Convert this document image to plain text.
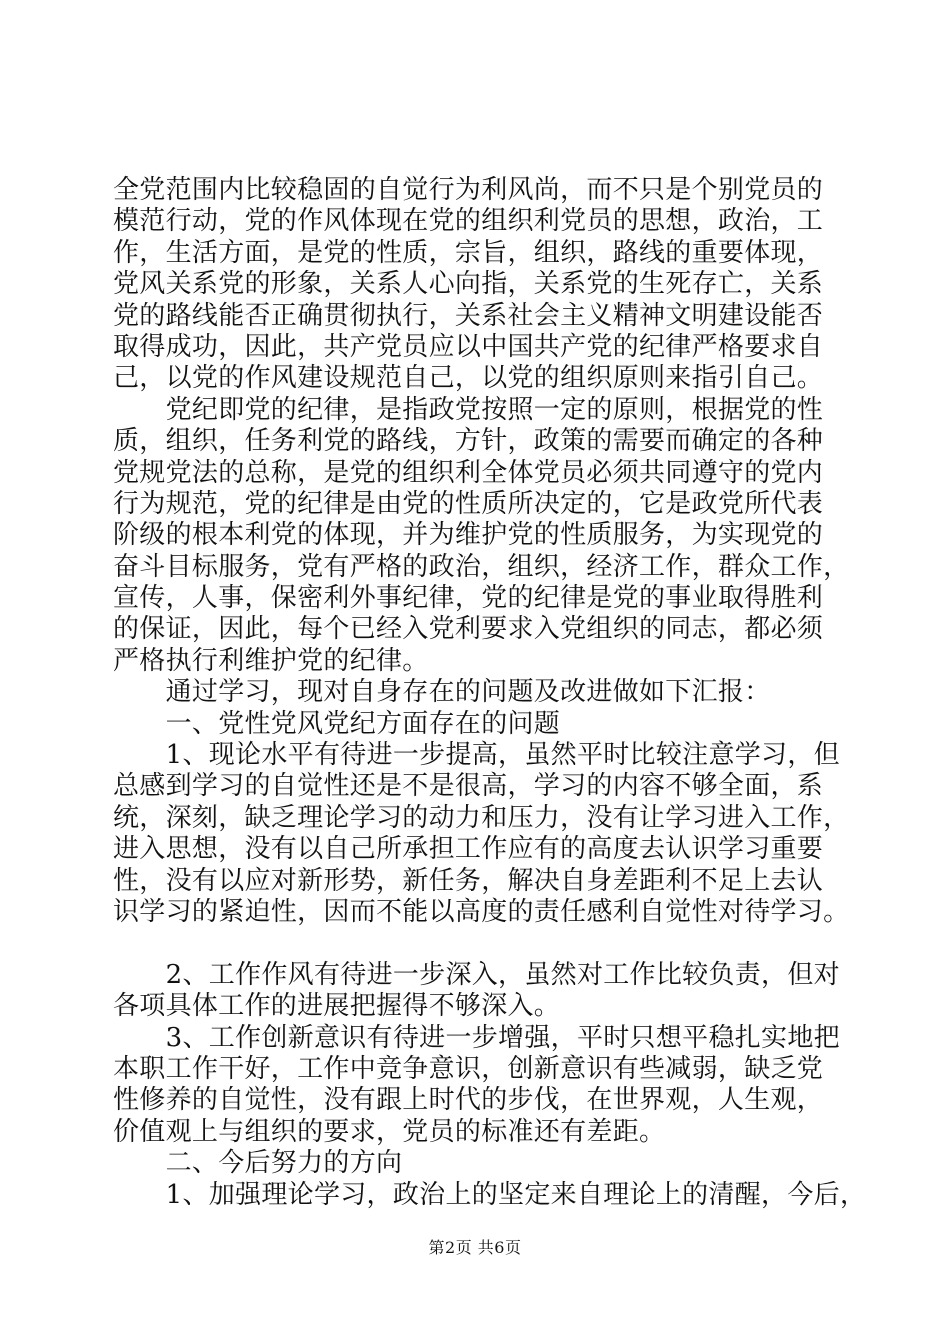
全党范围内比较稳固的自觉行为利风尚，而不只是个别党员的
模范行动，党的作风体现在党的组织利党员的思想，政治，工
作，生活方面，是党的性质，宗旨，组织，路线的重要体现，
党风关系党的形象，关系人心向指，关系党的生死存亡，关系
党的路线能否正确贯彻执行，关系社会主义精神文明建设能否
取得成功，因此，共产党员应以中国共产党的纪律严格要求自
己，以党的作风建设规范自己，以党的组织原则来指引自己。
　　党纪即党的纪律，是指政党按照一定的原则，根据党的性
质，组织，任务利党的路线，方针，政策的需要而确定的各种
党规党法的总称，是党的组织利全体党员必须共同遵守的党内
行为规范，党的纪律是由党的性质所决定的，它是政党所代表
阶级的根本利党的体现，并为维护党的性质服务，为实现党的
奋斗目标服务，党有严格的政治，组织，经济工作，群众工作，
宣传，人事，保密利外事纪律，党的纪律是党的事业取得胜利
的保证，因此，每个已经入党利要求入党组织的同志，都必须
严格执行利维护党的纪律。
　　通过学习，现对自身存在的问题及改进做如下汇报：
　　一、党性党风党纪方面存在的问题
　　1、现论水平有待进一步提高，虽然平时比较注意学习，但
总感到学习的自觉性还是不是很高，学习的内容不够全面，系
统，深刻，缺乏理论学习的动力和压力，没有让学习进入工作，
进入思想，没有以自己所承担工作应有的高度去认识学习重要
性，没有以应对新形势，新任务，解决自身差距利不足上去认
识学习的紧迫性，因而不能以高度的责任感利自觉性对待学习。
　　2、工作作风有待进一步深入，虽然对工作比较负责，但对
各项具体工作的进展把握得不够深入。
　　3、工作创新意识有待进一步增强，平时只想平稳扎实地把
本职工作干好，工作中竞争意识，创新意识有些减弱，缺乏党
性修养的自觉性，没有跟上时代的步伐，在世界观，人生观，
价值观上与组织的要求，党员的标准还有差距。
　　二、今后努力的方向
　　1、加强理论学习，政治上的坚定来自理论上的清醒，今后，
第2页 共6页
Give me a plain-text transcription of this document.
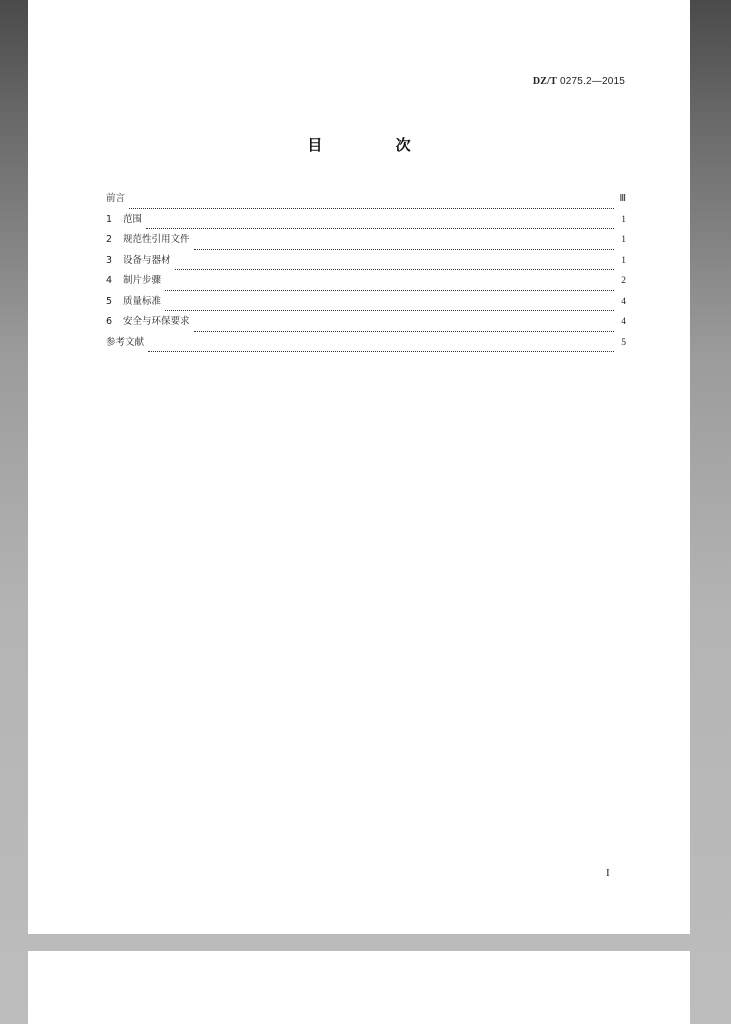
DZ/T 0275.2—2015
目 次
前言	Ⅲ
1	范围	1
2	规范性引用文件	1
3	设备与器材	1
4	制片步骤	2
5	质量标准	4
6	安全与环保要求	4
参考文献	5
I
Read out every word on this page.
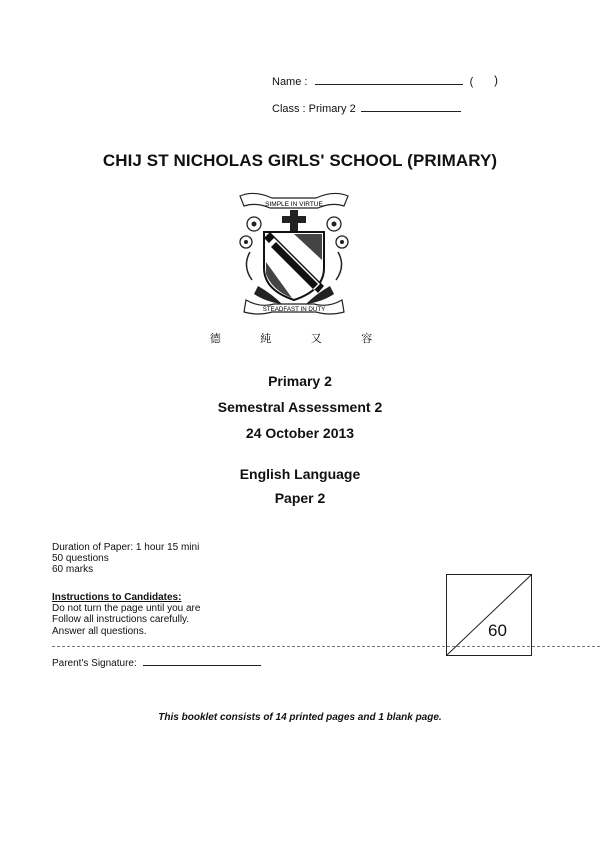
Name :	( )
Class : Primary 2
CHIJ ST NICHOLAS GIRLS' SCHOOL (PRIMARY)
SIMPLE IN VIRTUE
STEADFAST IN DUTY
德 純 又 容
Primary 2
Semestral Assessment 2
24 October 2013
English Language
Paper 2
Duration of Paper: 1 hour 15 mini
50 questions
60 marks
Instructions to Candidates:
Do not turn the page until you are
Follow all instructions carefully.
Answer all questions.
Parent's Signature:
60
This booklet consists of 14 printed pages and 1 blank page.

###

Exercise aim: Every line of the data should be copied as it stands, without the images.

Exercise response:
Convert this document image to plain text.
全党范围内比较稳固的自觉行为利风尚，而不只是个别党员的
模范行动，党的作风体现在党的组织利党员的思想，政治，工
作，生活方面，是党的性质，宗旨，组织，路线的重要体现，
党风关系党的形象，关系人心向指，关系党的生死存亡，关系
党的路线能否正确贯彻执行，关系社会主义精神文明建设能否
取得成功，因此，共产党员应以中国共产党的纪律严格要求自
己，以党的作风建设规范自己，以党的组织原则来指引自己。
　　党纪即党的纪律，是指政党按照一定的原则，根据党的性
质，组织，任务利党的路线，方针，政策的需要而确定的各种
党规党法的总称，是党的组织利全体党员必须共同遵守的党内
行为规范，党的纪律是由党的性质所决定的，它是政党所代表
阶级的根本利党的体现，并为维护党的性质服务，为实现党的
奋斗目标服务，党有严格的政治，组织，经济工作，群众工作，
宣传，人事，保密利外事纪律，党的纪律是党的事业取得胜利
的保证，因此，每个已经入党利要求入党组织的同志，都必须
严格执行利维护党的纪律。
　　通过学习，现对自身存在的问题及改进做如下汇报：
　　一、党性党风党纪方面存在的问题
　　1、现论水平有待进一步提高，虽然平时比较注意学习，但
总感到学习的自觉性还是不是很高，学习的内容不够全面，系
统，深刻，缺乏理论学习的动力和压力，没有让学习进入工作，
进入思想，没有以自己所承担工作应有的高度去认识学习重要
性，没有以应对新形势，新任务，解决自身差距利不足上去认
识学习的紧迫性，因而不能以高度的责任感利自觉性对待学习。
　　2、工作作风有待进一步深入，虽然对工作比较负责，但对
各项具体工作的进展把握得不够深入。
　　3、工作创新意识有待进一步增强，平时只想平稳扎实地把
本职工作干好，工作中竞争意识，创新意识有些减弱，缺乏党
性修养的自觉性，没有跟上时代的步伐，在世界观，人生观，
价值观上与组织的要求，党员的标准还有差距。
　　二、今后努力的方向
　　1、加强理论学习，政治上的坚定来自理论上的清醒，今后，
第2页 共6页
Give me a plain-text transcription of this document.
DZ/T 0275.2—2015
目 次
前言	Ⅲ
1	范围	1
2	规范性引用文件	1
3	设备与器材	1
4	制片步骤	2
5	质量标准	4
6	安全与环保要求	4
参考文献	5
I
Read out every word on this page.
Name :	( )
Class : Primary 2
CHIJ ST NICHOLAS GIRLS' SCHOOL (PRIMARY)
SIMPLE IN VIRTUE
STEADFAST IN DUTY
德 純 又 容
Primary 2
Semestral Assessment 2
24 October 2013
English Language
Paper 2
Duration of Paper: 1 hour 15 mini
50 questions
60 marks
Instructions to Candidates:
Do not turn the page until you are
Follow all instructions carefully.
Answer all questions.
Parent's Signature:
60
This booklet consists of 14 printed pages and 1 blank page.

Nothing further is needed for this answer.